Data listing:

○ ○ ○ ○ ○

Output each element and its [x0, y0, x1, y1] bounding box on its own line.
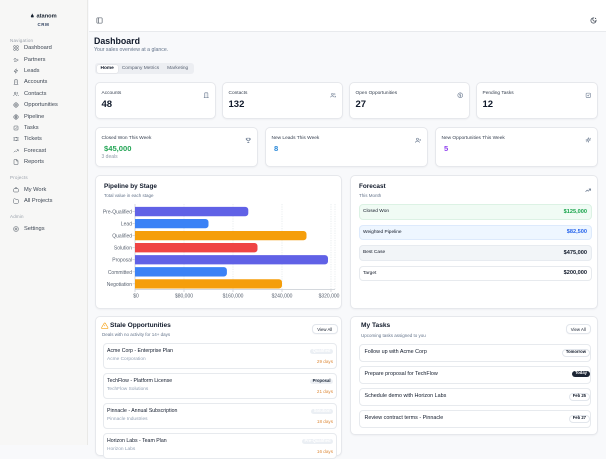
svg-text:Qualified: Qualified [112, 234, 132, 240]
svg-text:Committed: Committed [108, 270, 132, 276]
svg-text:$80,000: $80,000 [175, 294, 193, 300]
svg-text:Negotiation: Negotiation [107, 282, 133, 288]
svg-text:Proposal: Proposal [112, 258, 132, 264]
svg-text:Pre-Qualified: Pre-Qualified [103, 210, 132, 216]
svg-text:$320,000: $320,000 [319, 294, 340, 300]
svg-text:Lead: Lead [121, 222, 132, 228]
svg-text:$240,000: $240,000 [272, 294, 293, 300]
svg-text:$0: $0 [133, 294, 139, 300]
svg-text:$160,000: $160,000 [223, 294, 244, 300]
svg-text:Solution: Solution [114, 246, 132, 252]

○ ○ ○ ○ ○

Render each line of the records above as a JSON list of strings, one string per line. Skip blank lines and leave the pictures out.

[
  "Output each element and its [x0, y0, x1, y1] bounding box on its own line.",
  "svg-text:Qualified: Qualified [112, 234, 132, 240]",
  "svg-text:Committed: Committed [108, 270, 132, 276]",
  "svg-text:$80,000: $80,000 [175, 294, 193, 300]",
  "svg-text:Negotiation: Negotiation [107, 282, 133, 288]",
  "svg-text:Proposal: Proposal [112, 258, 132, 264]",
  "svg-text:Pre-Qualified: Pre-Qualified [103, 210, 132, 216]",
  "svg-text:$320,000: $320,000 [319, 294, 340, 300]",
  "svg-text:Lead: Lead [121, 222, 132, 228]",
  "svg-text:$240,000: $240,000 [272, 294, 293, 300]",
  "svg-text:$0: $0 [133, 294, 139, 300]",
  "svg-text:$160,000: $160,000 [223, 294, 244, 300]",
  "svg-text:Solution: Solution [114, 246, 132, 252]"
]